Started this blogg last night but got as far as the title - when the combination of a wonderfully long hot bath, a lovely dinner on my own with candles and dancing Heartbeat for the whole weekend - all caught up on me and I have slept – a beautiful long and deep sleep, which I know my body needed.
Listening to your body is so much a part of Heartbeat and then dancing your body through, with and into deep emotional places – just an amazing gift to have been given. We started Friday with fear and anger and ended up yesterday with joy and compassion, having travelled with sadness through some of Saturday and Sunday. We danced in the huge space of the Blackie to Joe’s powerful drums and percussion music.
The dancing was extra-ordinary good but then I had two house guests, who just made the whole weekend even more special and magical. Very different women, on very different journeys, but the three of us just gave and got so much from each other – we talked, ate, listened and walked to and from the Blackie to dance. On Saturday night I cooked a meal, we lit a fire in the front room and they gave me a full body massage which I can still feel the warmth of. I just got so much from their company and our conversations - and I know they did to.
At this moment in my life – or perhaps it has always been throughout my life – I don’t know – but at this time - when I need to talk something through - or to be shown how I could think differently about something I don’t understand – then people appear in my life – it’s quite extra-ordinary. Wonderful people with knowledge for me – it’s like their lives have been filled with experiences which gave them just the perfect piece of knowledge that I was looking for at that particular moment in my life.

• _Dataset content_
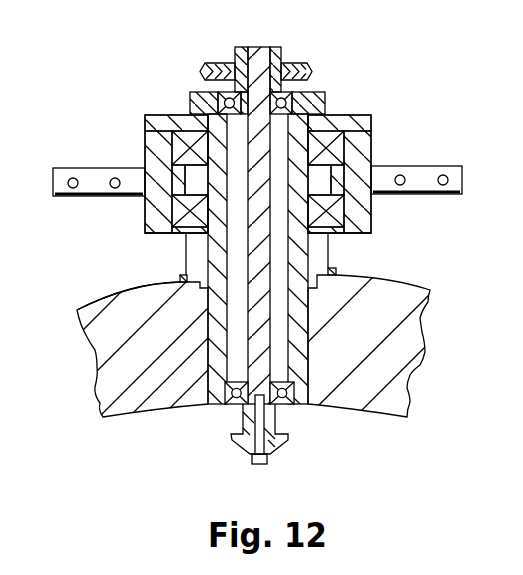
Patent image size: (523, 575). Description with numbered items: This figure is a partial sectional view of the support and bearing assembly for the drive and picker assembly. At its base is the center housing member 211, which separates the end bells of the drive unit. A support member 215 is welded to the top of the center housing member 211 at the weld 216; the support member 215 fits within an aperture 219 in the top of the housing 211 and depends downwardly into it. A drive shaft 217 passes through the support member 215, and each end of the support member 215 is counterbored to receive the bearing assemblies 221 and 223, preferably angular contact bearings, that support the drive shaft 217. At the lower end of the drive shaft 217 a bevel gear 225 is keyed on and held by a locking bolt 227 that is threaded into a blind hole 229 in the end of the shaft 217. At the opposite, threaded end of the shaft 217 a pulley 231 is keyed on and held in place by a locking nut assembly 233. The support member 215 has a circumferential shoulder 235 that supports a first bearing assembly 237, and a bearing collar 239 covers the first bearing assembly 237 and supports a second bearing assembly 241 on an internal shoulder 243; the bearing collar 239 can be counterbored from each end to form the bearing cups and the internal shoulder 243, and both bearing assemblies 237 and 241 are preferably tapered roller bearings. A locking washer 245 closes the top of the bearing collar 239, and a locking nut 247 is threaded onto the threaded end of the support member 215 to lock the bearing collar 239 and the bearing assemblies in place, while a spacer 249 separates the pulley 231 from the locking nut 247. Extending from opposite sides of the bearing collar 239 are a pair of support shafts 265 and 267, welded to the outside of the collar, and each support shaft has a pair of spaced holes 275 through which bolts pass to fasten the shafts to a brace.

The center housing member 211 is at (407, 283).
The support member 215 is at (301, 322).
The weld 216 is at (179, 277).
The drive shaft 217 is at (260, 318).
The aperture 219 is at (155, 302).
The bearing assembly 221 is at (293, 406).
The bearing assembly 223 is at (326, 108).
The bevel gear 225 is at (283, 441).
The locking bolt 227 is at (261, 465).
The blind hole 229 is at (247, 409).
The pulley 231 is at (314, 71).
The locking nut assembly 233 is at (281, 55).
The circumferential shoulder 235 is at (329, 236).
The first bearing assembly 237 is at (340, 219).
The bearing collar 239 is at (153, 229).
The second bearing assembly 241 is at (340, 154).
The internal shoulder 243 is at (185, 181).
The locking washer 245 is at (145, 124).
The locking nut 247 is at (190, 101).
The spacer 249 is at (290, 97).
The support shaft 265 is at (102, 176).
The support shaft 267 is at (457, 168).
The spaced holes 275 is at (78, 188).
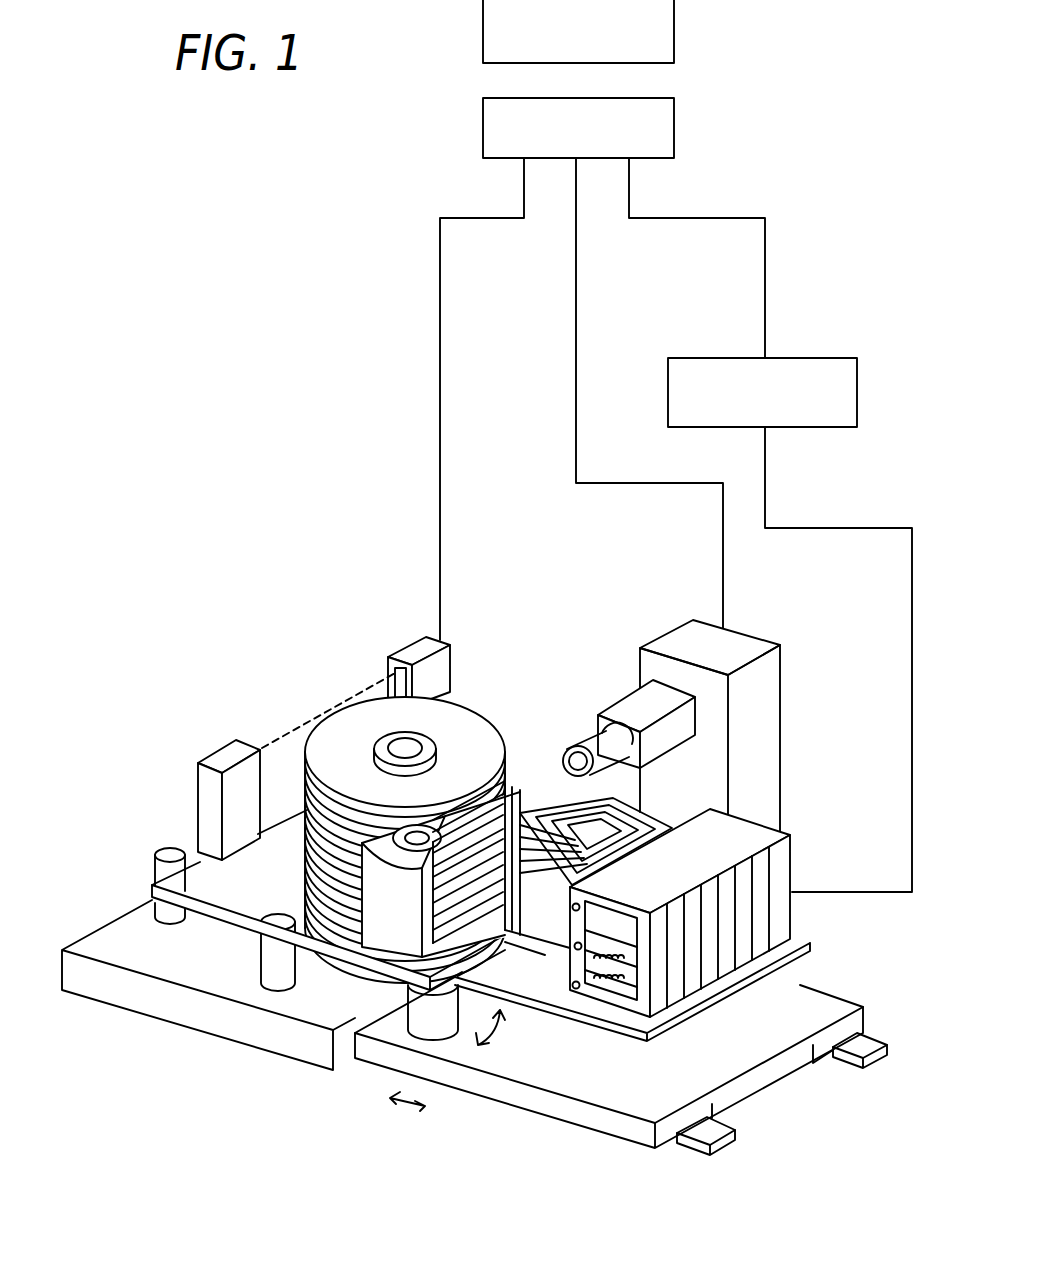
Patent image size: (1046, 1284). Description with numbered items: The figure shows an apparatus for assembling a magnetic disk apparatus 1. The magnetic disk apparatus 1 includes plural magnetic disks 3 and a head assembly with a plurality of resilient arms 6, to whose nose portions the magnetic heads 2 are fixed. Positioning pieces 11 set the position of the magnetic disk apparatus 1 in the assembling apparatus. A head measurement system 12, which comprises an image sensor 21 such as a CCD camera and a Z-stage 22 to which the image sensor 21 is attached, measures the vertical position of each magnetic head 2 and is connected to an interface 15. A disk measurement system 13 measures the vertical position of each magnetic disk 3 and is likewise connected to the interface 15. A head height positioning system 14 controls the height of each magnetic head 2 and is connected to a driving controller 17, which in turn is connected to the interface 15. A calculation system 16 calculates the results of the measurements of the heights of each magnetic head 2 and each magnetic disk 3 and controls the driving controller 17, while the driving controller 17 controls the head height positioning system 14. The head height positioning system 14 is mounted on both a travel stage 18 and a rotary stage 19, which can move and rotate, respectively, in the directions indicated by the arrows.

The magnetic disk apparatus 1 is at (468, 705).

• _Task list_
#1 Starting with the line that contains "Patent image size: (1046, 1284)." and going on through the end of the entries, write those lines out again with "arrows" switched to "arrow marks" and all else unchanged.
#2 Proceed with the blog post about the Heartbeat dance weekend, picking up after its last sentence.

• _Solved problems_
#1
Patent image size: (1046, 1284). Description with numbered items: The figure shows an apparatus for assembling a magnetic disk apparatus 1. The magnetic disk apparatus 1 includes plural magnetic disks 3 and a head assembly with a plurality of resilient arms 6, to whose nose portions the magnetic heads 2 are fixed. Positioning pieces 11 set the position of the magnetic disk apparatus 1 in the assembling apparatus. A head measurement system 12, which comprises an image sensor 21 such as a CCD camera and a Z-stage 22 to which the image sensor 21 is attached, measures the vertical position of each magnetic head 2 and is connected to an interface 15. A disk measurement system 13 measures the vertical position of each magnetic disk 3 and is likewise connected to the interface 15. A head height positioning system 14 controls the height of each magnetic head 2 and is connected to a driving controller 17, which in turn is connected to the interface 15. A calculation system 16 calculates the results of the measurements of the heights of each magnetic head 2 and each magnetic disk 3 and controls the driving controller 17, while the driving controller 17 controls the head height positioning system 14. The head height positioning system 14 is mounted on both a travel stage 18 and a rotary stage 19, which can move and rotate, respectively, in the directions indicated by the arrow marks.

The magnetic disk apparatus 1 is at (468, 705).

#2
Sometimes you just can’t see what others can see – and different people use their own knowledge to see things in you and they can see clearly what you cannot – and that is what happened this weekend. I knew things about myself, but couldn't’t see them and in particular I have been thinking a lot recently about my relationship with men, including sexual relationships. I was with my beautiful Chris for all my adult life, we grew up together, worked things out together, blossomed together, and to move on I really need to think through what I want, but also, and this was the big eye opener of my weekend – what I have to offer.
So whilst I was dancing through fear, anger, sorrow, joy and compassion, I was also given the opportunity to talk through where my journey is taking me and like so many times recently, the result shook me as a real surprise but then when I thought about it - I realised that of course this isn't a surprise - it's what I'd known for a long time – and something my life has been preparing me for and something which my heart knew all along!
Mantra time – how lucky am I........................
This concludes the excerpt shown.